*EXERCISE DETAILS*
Copy each line that holds "JSON".

[Start]

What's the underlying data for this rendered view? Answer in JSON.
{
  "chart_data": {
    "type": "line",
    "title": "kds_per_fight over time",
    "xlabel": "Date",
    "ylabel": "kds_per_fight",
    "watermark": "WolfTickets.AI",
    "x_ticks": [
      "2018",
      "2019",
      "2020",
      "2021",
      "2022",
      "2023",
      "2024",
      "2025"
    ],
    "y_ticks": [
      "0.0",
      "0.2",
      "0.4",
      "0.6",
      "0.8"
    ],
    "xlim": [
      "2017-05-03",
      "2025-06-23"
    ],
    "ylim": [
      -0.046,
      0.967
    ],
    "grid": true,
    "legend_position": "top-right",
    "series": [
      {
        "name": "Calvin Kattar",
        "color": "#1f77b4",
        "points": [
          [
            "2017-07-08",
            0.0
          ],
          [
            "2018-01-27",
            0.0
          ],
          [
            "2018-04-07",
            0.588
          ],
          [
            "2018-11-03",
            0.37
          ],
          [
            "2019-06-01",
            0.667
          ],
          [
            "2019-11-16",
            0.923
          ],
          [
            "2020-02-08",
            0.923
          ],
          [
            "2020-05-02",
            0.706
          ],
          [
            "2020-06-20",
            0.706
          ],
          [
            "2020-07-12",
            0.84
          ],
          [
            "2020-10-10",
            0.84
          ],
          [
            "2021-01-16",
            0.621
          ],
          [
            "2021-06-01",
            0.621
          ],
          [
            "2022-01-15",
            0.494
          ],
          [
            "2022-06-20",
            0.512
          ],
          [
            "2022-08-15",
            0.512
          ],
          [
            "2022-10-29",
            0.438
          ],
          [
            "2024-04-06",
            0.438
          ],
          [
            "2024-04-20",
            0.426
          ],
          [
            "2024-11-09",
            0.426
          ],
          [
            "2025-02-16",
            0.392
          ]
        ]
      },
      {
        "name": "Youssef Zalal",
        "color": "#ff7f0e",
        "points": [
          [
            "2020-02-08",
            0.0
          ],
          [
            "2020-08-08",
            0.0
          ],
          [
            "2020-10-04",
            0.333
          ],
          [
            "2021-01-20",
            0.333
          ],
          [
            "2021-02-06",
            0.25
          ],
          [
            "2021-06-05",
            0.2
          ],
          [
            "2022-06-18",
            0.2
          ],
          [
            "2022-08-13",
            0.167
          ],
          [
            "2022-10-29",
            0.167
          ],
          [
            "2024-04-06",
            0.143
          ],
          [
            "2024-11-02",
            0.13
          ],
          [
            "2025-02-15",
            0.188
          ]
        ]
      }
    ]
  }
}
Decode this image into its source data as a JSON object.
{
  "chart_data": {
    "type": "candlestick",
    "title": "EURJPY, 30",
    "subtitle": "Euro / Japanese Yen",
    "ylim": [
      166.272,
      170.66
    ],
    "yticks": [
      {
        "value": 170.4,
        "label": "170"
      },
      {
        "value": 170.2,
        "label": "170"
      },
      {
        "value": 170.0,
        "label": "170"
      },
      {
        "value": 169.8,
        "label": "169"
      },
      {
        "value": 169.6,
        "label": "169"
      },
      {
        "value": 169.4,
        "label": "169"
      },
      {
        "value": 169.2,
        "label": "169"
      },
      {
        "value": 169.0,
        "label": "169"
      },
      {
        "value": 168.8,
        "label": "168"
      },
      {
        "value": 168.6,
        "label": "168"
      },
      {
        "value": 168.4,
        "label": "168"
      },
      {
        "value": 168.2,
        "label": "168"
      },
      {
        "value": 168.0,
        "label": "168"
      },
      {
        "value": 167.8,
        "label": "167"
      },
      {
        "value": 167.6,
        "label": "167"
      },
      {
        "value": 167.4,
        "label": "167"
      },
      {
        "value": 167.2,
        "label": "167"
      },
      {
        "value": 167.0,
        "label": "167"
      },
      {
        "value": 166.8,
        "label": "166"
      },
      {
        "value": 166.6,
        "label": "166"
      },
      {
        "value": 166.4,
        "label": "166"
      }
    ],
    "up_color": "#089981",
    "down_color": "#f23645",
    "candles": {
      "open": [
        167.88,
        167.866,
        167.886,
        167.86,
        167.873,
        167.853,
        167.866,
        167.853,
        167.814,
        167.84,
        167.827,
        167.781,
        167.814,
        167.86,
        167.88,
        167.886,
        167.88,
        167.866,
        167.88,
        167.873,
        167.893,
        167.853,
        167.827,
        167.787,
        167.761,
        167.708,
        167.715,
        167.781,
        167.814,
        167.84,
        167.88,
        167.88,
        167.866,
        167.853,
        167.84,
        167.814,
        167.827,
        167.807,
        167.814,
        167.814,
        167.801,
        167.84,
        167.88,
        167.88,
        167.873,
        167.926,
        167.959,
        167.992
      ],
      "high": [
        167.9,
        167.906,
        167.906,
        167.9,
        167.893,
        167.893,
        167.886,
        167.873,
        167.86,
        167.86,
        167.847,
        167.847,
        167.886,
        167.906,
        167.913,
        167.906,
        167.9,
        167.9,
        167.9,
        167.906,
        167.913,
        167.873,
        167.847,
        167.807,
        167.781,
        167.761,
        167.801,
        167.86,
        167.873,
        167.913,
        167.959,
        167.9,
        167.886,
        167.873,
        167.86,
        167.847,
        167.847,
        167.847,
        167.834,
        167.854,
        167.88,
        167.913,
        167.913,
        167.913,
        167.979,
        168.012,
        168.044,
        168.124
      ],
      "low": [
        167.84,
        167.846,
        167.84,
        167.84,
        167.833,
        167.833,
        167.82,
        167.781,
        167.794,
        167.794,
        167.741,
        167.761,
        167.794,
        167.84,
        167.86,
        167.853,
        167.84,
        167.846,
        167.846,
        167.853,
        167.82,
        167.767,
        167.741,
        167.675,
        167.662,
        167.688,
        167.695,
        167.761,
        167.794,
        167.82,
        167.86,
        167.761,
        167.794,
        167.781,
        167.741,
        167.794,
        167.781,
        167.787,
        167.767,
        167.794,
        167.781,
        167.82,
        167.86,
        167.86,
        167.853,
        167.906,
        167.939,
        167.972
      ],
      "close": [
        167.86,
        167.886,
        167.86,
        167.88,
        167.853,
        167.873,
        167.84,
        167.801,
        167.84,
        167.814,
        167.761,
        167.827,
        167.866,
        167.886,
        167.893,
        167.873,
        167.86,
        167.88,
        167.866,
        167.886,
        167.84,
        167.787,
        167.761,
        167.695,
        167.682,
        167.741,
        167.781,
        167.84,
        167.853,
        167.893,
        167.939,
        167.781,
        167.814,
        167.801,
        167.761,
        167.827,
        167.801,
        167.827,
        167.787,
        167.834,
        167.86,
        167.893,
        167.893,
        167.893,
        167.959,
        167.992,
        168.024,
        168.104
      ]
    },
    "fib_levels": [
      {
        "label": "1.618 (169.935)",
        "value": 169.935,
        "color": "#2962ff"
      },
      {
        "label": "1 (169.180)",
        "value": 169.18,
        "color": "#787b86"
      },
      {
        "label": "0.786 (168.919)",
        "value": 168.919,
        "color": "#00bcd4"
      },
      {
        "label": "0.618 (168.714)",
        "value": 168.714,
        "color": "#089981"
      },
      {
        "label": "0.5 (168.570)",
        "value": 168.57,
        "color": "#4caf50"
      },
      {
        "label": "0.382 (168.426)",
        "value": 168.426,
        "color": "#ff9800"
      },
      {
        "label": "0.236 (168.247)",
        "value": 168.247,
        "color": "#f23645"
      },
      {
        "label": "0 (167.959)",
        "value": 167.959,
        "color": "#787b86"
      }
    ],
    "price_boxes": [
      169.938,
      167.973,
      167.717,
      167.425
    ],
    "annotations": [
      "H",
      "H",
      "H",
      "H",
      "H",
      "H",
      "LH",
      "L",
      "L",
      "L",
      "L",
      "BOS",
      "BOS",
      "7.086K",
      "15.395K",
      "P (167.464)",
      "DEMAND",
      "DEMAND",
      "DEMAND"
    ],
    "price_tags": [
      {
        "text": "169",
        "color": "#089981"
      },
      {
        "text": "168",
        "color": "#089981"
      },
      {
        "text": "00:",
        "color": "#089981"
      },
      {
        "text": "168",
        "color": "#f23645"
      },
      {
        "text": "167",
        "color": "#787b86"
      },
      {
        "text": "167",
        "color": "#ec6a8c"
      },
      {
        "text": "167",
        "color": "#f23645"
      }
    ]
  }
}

[End]

*SOLUTION TO THIS PROBLEM*
What's the underlying data for this rendered view? Answer in JSON.
Decode this image into its source data as a JSON object.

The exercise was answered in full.